[Dataset items]
>> START

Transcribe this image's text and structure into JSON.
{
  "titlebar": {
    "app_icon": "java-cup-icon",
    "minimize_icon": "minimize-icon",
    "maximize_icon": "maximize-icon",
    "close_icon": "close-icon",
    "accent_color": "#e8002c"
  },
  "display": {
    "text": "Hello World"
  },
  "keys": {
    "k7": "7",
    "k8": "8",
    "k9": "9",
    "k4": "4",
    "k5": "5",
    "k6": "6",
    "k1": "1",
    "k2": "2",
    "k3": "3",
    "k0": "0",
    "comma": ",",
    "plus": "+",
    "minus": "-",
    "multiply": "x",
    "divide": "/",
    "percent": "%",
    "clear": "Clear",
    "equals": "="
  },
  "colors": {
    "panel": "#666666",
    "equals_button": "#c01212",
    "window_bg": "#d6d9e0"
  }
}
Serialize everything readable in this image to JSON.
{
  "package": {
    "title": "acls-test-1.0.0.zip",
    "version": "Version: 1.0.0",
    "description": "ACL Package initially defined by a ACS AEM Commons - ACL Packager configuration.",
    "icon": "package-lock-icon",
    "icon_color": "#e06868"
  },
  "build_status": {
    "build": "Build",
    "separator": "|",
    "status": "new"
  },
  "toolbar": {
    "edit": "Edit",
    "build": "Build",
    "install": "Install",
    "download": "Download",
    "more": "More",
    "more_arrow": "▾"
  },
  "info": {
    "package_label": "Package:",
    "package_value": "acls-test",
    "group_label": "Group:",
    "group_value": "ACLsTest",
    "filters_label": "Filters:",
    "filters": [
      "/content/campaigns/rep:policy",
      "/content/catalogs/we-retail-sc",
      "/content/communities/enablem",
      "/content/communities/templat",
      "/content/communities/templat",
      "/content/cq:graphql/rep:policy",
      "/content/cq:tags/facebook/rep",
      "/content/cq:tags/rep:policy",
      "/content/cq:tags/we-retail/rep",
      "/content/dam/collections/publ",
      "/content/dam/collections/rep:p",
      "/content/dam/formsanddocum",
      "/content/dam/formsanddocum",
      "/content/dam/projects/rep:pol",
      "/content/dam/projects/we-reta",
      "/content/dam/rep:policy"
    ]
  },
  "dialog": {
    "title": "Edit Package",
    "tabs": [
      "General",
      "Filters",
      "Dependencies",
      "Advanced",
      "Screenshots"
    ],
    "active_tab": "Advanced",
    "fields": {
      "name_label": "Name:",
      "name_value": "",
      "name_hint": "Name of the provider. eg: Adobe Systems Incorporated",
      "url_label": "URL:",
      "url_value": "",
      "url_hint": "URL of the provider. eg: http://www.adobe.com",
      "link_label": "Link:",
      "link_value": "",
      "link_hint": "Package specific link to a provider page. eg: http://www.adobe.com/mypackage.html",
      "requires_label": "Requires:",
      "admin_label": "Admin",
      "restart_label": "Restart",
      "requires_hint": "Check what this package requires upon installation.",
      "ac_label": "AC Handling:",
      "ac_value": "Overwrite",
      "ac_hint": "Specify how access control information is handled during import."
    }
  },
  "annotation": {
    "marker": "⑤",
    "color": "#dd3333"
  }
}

>> END

* [Exercise requirements]: Check every line of the listing for the string "tags" and report how many lines have it, as a number alone.

* [Answer in full]: 3